Your answer should be only a number: how many lines include the word "color".

::::

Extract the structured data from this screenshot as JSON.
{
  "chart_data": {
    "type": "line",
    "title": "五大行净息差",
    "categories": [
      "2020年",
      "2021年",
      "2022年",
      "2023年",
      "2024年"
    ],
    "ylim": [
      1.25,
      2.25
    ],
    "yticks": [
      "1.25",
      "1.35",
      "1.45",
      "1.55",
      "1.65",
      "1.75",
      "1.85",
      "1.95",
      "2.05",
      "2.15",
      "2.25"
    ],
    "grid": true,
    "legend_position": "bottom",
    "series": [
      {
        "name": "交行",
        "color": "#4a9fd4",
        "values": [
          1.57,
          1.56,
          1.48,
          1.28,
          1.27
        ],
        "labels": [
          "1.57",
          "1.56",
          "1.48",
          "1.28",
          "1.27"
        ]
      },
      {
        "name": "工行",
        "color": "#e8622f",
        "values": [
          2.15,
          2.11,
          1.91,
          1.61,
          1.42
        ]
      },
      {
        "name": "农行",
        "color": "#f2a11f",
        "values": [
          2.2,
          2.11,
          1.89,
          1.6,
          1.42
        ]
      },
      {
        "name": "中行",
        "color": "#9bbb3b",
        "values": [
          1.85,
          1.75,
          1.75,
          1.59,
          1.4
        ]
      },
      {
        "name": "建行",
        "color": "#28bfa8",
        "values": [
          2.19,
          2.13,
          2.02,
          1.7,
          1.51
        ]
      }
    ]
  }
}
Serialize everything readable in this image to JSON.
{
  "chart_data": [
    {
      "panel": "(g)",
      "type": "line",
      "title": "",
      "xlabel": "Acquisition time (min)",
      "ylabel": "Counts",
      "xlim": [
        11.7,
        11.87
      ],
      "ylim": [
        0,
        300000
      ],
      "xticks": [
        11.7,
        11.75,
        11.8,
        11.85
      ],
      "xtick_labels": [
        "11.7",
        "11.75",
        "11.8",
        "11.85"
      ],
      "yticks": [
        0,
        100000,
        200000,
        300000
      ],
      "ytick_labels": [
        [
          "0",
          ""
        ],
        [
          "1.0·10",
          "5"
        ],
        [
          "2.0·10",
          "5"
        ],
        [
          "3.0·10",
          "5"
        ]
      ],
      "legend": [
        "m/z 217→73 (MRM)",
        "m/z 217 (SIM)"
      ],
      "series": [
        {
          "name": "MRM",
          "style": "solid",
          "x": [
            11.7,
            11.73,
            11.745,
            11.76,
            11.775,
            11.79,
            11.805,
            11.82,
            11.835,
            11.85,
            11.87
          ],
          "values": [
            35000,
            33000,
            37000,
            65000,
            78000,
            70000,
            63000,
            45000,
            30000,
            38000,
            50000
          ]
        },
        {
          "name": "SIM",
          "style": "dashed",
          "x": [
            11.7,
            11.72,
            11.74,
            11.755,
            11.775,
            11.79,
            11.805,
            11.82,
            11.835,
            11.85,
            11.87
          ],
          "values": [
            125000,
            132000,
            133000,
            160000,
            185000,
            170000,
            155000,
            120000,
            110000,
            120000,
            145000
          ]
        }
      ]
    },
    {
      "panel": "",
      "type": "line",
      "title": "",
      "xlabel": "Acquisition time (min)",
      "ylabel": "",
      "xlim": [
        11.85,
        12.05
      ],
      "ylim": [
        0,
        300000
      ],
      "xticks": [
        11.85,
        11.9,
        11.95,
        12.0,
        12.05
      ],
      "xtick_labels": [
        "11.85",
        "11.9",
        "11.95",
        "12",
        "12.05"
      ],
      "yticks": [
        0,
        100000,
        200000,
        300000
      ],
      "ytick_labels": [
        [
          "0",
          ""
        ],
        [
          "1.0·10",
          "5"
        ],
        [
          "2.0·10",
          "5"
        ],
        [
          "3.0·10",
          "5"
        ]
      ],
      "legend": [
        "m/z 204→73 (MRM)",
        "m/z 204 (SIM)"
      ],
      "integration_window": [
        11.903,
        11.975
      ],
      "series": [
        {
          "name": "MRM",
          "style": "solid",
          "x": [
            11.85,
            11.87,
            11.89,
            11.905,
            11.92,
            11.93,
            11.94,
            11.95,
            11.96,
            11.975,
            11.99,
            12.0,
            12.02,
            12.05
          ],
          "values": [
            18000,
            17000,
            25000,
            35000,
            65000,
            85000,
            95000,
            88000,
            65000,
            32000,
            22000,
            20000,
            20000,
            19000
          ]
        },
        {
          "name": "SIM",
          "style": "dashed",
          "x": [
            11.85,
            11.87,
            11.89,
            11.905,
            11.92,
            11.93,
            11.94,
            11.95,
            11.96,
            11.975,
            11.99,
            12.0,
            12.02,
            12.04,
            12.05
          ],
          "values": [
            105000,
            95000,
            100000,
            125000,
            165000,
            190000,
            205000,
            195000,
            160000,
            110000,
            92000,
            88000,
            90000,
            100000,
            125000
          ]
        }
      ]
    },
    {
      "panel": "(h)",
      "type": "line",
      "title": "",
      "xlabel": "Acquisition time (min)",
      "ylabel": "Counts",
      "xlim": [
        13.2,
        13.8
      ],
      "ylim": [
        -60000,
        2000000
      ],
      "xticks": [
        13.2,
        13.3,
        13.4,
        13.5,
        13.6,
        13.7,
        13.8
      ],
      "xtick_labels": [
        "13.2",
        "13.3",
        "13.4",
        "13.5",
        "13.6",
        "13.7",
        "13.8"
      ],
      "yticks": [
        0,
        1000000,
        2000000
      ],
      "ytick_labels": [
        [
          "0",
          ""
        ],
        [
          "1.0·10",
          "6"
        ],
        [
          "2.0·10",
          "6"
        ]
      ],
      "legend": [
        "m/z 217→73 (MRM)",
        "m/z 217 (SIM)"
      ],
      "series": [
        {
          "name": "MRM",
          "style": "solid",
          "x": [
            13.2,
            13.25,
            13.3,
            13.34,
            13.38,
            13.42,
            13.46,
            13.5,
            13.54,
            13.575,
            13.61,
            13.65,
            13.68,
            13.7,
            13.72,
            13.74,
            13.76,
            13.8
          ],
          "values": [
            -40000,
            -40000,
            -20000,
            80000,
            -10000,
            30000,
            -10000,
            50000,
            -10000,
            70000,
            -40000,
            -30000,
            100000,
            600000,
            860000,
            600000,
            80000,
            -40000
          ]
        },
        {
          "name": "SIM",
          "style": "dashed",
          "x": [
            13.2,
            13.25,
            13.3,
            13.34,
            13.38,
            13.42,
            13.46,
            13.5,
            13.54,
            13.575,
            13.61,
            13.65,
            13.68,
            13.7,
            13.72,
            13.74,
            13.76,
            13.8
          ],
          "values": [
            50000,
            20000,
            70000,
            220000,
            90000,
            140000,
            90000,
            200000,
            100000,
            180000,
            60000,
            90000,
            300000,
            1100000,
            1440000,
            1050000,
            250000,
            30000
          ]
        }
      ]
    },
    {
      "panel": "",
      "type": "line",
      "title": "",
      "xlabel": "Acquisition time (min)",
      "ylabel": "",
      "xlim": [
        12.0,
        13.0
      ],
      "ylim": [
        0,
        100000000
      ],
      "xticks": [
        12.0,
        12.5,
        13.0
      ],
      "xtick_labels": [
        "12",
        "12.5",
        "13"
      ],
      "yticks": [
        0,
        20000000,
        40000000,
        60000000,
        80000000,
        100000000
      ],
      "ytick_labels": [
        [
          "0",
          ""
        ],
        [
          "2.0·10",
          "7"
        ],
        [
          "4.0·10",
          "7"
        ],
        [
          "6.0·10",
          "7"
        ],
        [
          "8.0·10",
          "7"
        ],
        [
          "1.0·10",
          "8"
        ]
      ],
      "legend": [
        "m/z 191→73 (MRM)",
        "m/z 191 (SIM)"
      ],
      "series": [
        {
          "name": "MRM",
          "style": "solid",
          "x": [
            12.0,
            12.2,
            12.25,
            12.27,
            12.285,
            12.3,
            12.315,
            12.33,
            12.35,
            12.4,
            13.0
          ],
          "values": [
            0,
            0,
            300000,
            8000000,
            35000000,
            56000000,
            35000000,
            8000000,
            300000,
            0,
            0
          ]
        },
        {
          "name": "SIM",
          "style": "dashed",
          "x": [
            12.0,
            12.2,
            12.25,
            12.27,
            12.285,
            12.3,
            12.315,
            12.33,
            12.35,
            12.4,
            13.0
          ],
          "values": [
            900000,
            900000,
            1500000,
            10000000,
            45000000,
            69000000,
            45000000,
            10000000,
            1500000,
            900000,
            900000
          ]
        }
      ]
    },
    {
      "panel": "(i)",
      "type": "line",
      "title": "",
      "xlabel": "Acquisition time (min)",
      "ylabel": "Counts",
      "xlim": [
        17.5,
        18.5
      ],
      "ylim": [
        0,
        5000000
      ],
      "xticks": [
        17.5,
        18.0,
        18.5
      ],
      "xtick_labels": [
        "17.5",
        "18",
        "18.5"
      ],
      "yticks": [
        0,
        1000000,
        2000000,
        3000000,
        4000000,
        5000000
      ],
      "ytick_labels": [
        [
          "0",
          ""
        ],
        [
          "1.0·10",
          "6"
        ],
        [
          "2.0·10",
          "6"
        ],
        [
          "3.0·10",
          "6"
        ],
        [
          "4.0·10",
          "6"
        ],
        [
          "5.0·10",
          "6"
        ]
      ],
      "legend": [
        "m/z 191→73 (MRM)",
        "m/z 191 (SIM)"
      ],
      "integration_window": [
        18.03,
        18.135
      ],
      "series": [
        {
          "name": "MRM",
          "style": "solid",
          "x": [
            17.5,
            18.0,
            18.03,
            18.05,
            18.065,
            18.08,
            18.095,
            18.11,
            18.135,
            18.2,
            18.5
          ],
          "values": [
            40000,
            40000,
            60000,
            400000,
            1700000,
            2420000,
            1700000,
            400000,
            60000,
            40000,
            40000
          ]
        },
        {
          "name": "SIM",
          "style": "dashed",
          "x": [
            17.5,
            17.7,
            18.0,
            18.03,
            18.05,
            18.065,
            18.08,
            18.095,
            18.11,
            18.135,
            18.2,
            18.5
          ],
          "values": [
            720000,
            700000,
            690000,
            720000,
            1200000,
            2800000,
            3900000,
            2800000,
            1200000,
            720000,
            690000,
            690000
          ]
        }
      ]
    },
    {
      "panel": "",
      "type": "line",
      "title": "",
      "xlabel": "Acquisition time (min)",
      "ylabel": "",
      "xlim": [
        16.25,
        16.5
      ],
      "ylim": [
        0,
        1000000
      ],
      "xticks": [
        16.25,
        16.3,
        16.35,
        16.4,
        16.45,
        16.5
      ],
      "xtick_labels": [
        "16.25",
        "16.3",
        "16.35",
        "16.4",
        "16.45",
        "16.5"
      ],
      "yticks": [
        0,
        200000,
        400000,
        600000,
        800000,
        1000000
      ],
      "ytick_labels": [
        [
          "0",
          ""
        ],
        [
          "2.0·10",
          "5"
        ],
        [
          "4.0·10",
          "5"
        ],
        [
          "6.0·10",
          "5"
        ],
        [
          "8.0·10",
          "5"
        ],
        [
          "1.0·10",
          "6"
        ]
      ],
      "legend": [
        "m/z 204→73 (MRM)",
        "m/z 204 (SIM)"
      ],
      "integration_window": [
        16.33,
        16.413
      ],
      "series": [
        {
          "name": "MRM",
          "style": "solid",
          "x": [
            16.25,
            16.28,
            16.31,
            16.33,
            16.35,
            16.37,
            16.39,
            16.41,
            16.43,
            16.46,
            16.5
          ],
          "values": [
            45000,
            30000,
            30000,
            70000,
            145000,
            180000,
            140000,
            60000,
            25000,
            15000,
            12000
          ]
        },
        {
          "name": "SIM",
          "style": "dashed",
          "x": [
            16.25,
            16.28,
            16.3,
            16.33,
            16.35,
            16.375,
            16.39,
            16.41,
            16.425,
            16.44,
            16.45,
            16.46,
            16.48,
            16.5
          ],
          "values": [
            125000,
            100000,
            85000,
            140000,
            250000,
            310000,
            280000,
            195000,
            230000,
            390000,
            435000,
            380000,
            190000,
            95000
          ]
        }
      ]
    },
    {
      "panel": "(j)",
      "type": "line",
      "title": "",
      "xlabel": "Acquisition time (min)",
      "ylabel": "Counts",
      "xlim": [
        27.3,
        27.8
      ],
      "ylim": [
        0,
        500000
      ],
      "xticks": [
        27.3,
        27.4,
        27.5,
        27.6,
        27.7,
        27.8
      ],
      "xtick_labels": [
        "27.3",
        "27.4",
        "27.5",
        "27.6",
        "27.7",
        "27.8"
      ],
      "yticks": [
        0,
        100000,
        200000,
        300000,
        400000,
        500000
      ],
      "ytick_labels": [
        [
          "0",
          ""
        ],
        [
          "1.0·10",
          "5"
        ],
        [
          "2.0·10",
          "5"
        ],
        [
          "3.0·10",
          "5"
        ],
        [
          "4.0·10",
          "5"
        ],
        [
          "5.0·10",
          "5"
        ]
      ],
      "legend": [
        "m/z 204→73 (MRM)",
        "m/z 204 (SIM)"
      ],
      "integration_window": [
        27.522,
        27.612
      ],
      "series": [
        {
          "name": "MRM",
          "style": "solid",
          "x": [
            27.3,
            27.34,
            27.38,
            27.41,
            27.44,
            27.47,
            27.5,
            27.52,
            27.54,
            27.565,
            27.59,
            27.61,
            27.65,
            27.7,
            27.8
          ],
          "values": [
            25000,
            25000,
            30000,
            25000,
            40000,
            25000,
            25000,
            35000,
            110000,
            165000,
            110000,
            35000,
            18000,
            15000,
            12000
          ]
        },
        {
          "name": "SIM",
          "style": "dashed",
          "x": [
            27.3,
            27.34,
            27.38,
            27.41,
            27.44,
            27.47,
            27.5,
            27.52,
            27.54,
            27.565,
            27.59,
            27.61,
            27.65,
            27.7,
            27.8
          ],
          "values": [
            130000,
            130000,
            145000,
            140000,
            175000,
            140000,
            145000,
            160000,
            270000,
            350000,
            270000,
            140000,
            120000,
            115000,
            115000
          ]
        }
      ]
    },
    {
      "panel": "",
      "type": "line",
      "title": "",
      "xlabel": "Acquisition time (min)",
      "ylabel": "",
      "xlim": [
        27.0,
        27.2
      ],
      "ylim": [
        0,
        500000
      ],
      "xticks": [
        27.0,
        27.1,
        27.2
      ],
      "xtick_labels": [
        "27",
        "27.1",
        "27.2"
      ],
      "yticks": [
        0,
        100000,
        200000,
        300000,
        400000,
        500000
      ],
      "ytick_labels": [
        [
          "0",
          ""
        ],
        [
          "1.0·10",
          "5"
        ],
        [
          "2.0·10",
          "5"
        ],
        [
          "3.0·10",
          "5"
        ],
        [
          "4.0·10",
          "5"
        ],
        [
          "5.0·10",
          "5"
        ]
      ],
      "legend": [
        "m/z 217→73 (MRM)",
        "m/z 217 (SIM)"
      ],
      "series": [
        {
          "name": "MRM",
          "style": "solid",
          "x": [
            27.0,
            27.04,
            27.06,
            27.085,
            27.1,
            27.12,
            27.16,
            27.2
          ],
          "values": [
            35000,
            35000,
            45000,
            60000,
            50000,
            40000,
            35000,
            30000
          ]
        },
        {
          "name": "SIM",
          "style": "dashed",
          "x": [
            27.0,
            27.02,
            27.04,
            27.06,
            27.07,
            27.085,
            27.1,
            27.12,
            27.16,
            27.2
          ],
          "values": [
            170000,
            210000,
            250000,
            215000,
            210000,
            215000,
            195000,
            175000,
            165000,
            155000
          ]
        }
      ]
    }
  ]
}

::::

» **Task response**
5